→ **TASK TO CARRY OUT**:
Take each line containing the word "Education" and copy it.

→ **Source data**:
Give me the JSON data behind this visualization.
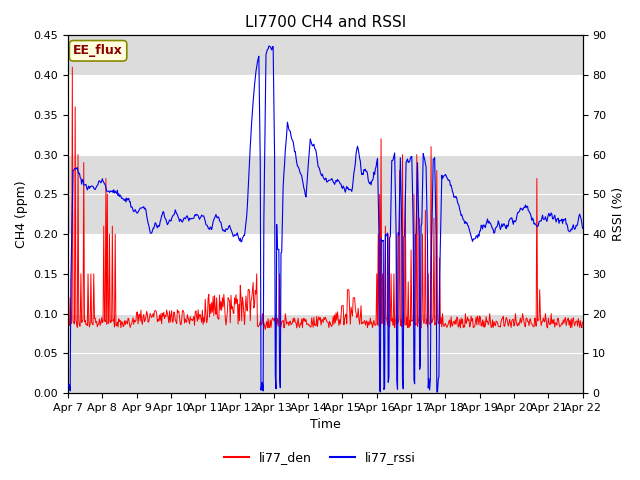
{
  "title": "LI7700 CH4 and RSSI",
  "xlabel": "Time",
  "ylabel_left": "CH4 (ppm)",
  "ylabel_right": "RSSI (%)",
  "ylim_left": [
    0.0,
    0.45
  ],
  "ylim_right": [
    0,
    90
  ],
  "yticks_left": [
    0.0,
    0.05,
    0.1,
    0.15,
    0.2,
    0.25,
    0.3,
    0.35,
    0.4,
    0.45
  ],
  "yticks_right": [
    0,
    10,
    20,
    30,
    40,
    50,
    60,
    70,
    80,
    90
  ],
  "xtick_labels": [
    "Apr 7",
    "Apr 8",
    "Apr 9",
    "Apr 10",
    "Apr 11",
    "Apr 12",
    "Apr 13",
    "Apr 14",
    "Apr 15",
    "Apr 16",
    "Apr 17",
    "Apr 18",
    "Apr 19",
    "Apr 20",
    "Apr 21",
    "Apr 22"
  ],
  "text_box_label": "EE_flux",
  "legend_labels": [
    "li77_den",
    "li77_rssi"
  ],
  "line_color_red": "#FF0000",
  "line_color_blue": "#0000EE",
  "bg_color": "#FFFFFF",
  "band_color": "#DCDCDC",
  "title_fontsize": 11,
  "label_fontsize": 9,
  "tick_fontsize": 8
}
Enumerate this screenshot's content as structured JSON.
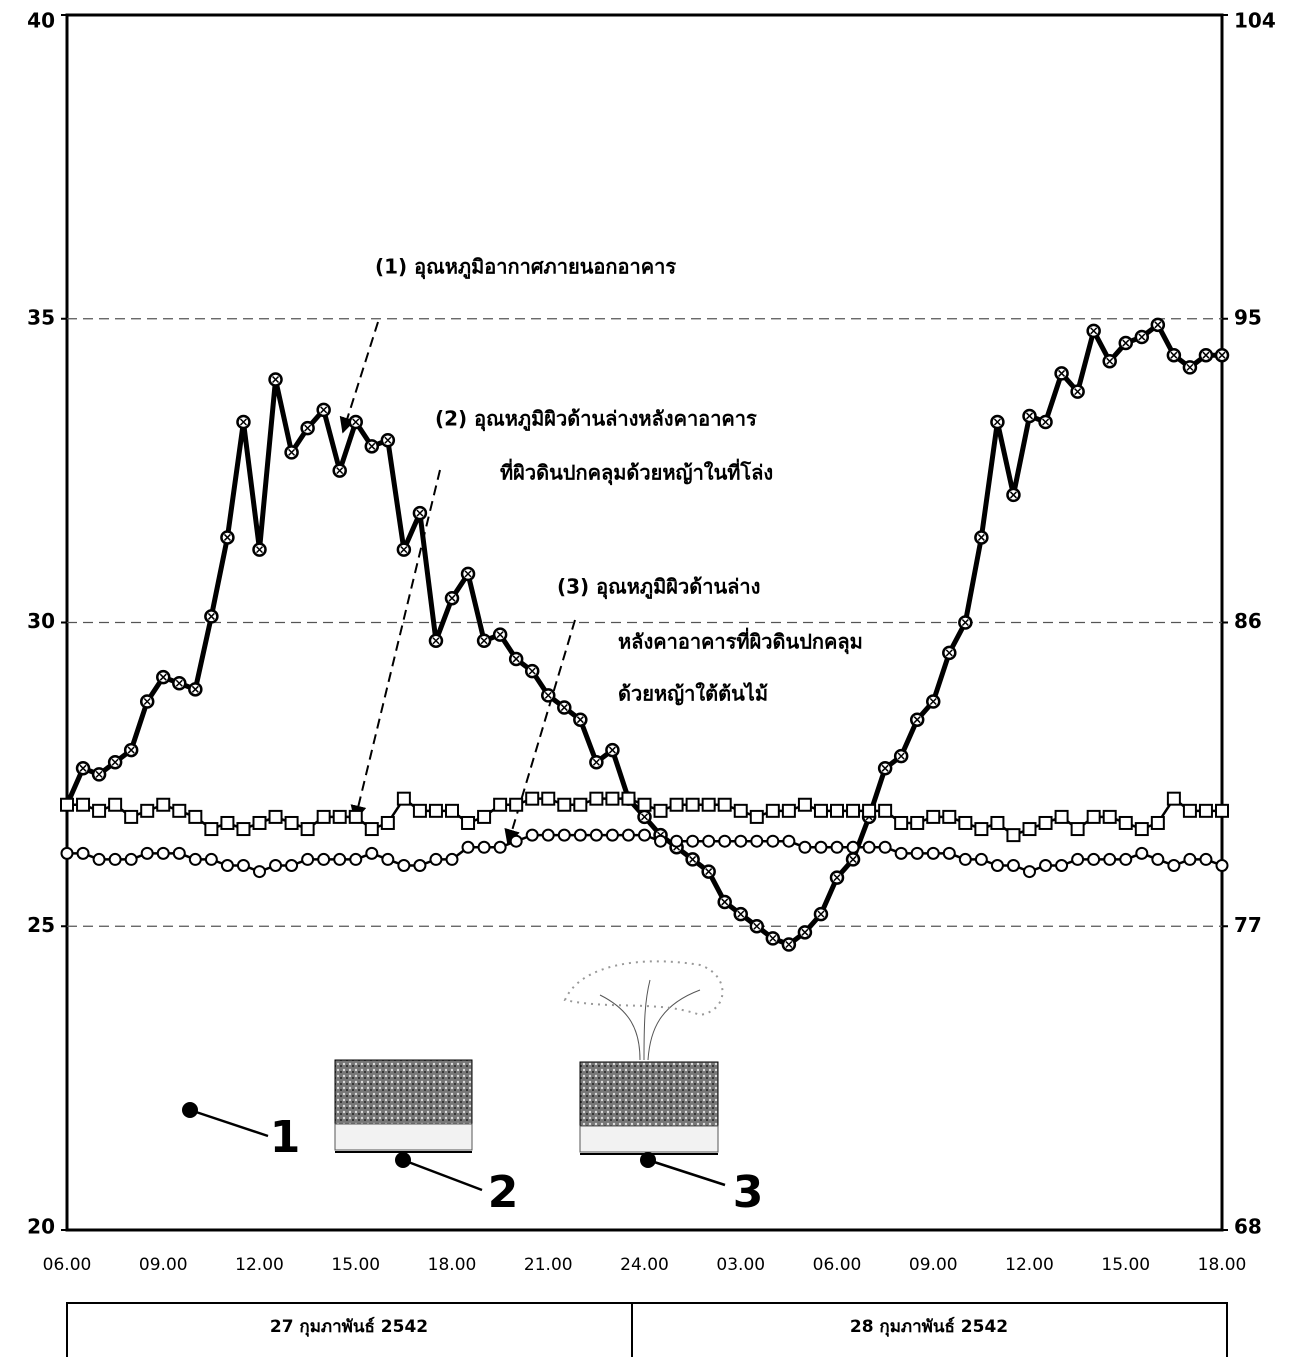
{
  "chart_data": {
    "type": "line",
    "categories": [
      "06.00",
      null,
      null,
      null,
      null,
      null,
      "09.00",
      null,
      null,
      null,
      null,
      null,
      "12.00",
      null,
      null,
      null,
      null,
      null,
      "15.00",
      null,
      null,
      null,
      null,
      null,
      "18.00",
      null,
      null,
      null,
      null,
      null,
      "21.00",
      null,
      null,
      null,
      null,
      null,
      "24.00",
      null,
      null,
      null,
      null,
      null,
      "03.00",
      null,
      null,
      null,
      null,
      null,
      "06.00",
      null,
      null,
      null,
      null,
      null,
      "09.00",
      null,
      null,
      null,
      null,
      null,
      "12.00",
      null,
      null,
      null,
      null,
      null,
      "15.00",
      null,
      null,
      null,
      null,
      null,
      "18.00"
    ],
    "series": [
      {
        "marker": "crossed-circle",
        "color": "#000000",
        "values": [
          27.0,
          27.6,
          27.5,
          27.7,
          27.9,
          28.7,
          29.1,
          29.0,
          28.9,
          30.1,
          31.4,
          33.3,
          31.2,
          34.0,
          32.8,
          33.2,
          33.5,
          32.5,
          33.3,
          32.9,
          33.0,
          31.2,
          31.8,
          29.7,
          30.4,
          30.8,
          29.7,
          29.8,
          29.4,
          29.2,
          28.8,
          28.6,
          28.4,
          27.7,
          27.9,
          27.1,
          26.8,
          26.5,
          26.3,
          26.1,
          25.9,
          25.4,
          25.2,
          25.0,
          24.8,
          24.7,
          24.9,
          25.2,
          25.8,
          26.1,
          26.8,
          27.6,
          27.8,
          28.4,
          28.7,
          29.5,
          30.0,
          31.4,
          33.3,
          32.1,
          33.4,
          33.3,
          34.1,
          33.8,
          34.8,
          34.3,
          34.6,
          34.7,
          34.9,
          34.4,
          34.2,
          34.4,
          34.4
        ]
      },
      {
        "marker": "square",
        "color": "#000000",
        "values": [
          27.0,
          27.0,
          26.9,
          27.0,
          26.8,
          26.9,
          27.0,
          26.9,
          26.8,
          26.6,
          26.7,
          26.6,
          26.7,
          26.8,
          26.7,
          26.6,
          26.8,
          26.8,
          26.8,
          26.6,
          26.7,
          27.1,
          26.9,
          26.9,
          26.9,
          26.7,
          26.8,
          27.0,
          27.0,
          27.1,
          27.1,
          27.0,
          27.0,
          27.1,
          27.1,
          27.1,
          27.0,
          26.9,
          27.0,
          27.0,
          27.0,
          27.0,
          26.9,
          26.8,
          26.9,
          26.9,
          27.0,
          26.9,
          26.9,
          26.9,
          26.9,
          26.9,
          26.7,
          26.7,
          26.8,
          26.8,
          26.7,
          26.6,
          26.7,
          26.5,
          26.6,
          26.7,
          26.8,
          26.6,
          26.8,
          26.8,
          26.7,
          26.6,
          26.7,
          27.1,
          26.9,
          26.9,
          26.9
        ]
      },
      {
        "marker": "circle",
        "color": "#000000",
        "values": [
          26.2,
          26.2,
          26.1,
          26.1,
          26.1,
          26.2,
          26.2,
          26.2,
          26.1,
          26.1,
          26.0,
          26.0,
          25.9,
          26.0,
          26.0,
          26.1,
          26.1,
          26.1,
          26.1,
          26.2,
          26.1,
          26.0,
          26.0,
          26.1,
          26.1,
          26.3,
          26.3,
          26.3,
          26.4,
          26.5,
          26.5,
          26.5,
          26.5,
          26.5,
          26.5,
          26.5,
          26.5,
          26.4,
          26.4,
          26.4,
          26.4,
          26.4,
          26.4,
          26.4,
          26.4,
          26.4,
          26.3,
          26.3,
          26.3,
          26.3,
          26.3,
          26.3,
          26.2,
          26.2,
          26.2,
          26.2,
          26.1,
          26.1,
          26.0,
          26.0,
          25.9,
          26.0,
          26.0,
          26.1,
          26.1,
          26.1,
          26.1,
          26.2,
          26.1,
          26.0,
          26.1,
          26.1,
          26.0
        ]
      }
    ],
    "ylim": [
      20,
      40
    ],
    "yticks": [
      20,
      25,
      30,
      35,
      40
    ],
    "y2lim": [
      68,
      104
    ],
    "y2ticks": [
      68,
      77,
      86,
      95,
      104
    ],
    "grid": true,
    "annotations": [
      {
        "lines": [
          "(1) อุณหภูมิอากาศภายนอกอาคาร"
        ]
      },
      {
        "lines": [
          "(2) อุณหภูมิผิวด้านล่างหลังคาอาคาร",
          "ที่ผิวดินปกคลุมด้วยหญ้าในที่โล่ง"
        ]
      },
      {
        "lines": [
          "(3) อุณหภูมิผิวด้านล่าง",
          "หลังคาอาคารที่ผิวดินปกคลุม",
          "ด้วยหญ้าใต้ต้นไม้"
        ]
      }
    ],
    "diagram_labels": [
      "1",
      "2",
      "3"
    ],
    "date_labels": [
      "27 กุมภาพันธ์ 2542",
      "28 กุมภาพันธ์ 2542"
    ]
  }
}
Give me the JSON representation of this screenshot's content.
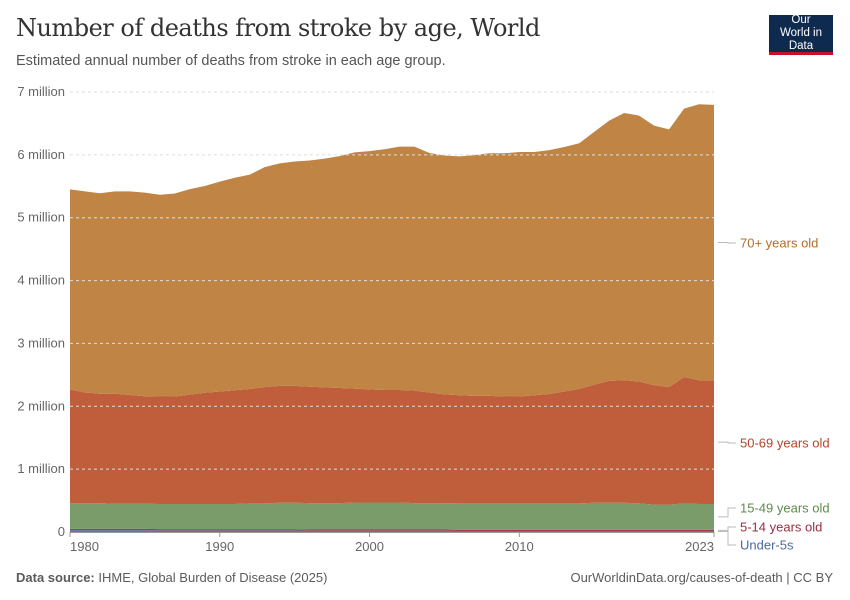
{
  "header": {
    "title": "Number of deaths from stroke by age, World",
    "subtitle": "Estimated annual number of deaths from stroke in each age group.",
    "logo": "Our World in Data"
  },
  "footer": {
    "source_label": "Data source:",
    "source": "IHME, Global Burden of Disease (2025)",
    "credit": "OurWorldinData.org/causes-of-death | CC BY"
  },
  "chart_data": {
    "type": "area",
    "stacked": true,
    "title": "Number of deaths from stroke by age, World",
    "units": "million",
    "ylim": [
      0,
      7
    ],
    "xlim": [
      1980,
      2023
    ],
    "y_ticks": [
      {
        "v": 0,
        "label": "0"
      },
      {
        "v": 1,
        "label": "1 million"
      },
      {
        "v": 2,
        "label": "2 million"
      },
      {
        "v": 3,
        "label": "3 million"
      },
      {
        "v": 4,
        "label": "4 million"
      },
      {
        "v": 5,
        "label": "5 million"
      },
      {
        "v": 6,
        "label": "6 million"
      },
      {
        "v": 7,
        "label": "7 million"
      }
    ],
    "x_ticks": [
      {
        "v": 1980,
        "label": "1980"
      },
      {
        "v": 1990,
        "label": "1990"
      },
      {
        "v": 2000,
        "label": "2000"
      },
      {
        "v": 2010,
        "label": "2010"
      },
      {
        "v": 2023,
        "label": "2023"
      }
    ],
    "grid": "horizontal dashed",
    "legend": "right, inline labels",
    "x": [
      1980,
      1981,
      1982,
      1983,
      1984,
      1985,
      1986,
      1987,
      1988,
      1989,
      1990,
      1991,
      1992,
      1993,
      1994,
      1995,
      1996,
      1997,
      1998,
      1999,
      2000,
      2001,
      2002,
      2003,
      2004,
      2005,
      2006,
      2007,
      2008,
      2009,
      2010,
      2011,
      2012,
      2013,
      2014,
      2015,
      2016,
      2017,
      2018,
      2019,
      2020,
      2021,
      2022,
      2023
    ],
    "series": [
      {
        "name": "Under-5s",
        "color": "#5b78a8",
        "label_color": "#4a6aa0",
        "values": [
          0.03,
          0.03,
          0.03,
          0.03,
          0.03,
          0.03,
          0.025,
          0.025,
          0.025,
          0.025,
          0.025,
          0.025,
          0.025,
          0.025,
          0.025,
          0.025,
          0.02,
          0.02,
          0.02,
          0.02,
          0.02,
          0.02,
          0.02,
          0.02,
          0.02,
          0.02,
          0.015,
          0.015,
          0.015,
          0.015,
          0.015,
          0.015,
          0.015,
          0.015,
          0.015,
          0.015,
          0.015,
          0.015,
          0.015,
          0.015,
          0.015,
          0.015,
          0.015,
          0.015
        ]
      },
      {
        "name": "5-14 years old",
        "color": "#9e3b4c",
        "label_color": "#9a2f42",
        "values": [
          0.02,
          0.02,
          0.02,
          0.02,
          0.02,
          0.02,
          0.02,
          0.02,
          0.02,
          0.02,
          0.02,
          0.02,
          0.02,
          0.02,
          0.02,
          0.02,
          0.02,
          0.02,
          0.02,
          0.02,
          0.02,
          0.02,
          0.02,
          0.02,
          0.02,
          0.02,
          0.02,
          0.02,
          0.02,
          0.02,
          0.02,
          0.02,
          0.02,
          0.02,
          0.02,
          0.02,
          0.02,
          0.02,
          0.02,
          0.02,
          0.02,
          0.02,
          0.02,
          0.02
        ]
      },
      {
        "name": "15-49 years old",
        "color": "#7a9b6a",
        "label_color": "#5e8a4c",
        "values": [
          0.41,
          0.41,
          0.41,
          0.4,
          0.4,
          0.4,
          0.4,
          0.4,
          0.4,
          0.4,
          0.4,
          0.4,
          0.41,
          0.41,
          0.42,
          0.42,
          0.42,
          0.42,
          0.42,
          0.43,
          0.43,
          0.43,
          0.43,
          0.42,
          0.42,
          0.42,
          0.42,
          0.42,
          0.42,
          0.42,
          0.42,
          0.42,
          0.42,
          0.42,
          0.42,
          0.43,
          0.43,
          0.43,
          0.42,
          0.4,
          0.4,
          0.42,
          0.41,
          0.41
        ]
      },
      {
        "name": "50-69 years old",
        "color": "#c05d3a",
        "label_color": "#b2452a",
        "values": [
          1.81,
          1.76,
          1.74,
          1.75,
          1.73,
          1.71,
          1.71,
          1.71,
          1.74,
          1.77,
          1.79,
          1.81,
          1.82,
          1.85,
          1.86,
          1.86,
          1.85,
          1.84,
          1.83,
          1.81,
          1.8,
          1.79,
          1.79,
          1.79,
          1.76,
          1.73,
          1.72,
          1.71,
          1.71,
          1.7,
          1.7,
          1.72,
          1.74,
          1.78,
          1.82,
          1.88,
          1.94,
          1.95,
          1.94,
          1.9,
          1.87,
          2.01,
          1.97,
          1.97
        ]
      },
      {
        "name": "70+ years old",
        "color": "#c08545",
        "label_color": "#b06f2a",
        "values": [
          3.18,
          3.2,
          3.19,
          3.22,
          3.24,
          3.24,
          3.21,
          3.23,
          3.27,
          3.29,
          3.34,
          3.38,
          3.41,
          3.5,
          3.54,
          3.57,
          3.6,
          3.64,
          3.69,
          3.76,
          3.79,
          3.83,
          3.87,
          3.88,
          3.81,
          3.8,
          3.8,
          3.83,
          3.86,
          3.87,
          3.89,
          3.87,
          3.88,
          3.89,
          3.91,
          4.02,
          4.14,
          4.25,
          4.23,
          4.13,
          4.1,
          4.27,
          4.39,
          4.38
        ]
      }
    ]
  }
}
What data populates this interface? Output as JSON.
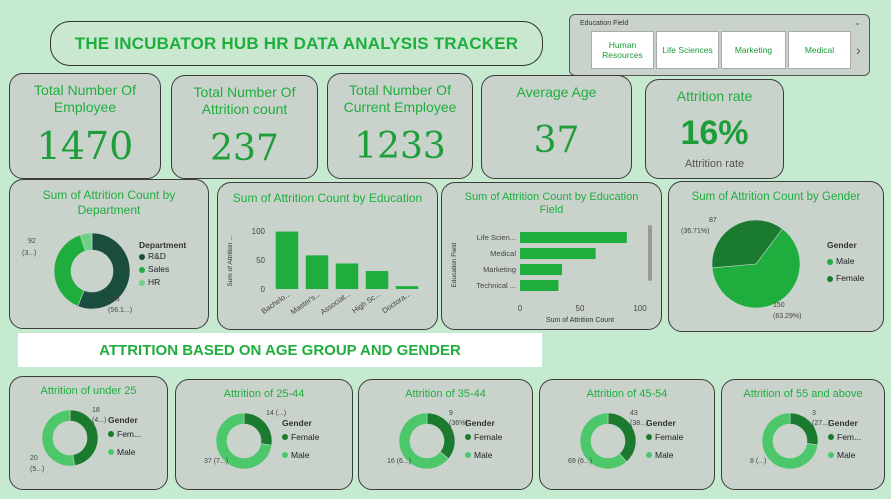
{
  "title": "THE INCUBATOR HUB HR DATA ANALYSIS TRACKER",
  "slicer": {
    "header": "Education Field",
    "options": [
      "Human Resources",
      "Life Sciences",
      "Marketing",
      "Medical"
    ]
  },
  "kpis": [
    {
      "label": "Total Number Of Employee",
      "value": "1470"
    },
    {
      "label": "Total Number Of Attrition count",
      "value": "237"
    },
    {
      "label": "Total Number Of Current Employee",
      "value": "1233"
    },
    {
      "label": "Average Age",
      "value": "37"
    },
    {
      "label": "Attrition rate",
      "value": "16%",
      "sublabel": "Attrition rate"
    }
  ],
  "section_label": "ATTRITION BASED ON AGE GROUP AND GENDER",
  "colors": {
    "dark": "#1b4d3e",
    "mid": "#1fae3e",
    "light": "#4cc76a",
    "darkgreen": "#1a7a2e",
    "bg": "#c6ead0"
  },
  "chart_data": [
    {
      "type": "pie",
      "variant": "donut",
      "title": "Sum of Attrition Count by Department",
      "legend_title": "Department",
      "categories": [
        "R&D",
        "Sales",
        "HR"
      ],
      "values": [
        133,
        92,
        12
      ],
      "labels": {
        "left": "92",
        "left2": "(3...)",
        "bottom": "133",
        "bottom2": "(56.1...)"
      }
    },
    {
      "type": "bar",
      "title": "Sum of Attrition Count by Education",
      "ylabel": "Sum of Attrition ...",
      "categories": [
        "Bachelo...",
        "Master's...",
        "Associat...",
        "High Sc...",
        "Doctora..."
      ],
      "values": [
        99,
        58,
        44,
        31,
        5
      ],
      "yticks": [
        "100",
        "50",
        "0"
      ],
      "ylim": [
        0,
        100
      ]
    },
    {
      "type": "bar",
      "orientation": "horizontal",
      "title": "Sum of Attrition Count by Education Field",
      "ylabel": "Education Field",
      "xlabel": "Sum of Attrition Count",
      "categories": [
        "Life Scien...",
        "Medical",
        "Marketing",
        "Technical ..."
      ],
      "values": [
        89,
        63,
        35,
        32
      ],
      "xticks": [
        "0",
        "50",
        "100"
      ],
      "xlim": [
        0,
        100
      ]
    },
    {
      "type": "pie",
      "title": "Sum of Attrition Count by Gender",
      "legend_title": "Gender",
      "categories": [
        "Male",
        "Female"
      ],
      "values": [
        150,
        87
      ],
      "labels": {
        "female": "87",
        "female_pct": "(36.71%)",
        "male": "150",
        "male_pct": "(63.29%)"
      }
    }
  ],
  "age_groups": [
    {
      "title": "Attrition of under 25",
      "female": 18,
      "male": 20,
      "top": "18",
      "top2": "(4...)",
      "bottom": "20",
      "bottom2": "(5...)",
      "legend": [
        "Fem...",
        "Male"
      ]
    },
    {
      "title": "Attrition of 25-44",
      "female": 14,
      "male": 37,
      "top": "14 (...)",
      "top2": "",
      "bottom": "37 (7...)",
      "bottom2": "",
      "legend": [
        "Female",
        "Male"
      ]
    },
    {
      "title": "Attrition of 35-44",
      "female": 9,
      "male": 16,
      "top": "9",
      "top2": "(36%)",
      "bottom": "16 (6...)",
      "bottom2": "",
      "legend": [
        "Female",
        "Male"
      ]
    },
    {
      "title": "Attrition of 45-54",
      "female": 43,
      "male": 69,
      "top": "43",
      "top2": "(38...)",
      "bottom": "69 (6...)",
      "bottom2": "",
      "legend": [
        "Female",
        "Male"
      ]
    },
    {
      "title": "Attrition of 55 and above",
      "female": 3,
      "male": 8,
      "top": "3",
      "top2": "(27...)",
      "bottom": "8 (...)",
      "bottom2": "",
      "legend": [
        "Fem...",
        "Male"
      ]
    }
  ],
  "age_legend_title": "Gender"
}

→ **SOLUTION BELOW**:
    "header": "Education Field",
      "title": "Sum of Attrition Count by Education",
      "title": "Sum of Attrition Count by Education Field",
      "ylabel": "Education Field",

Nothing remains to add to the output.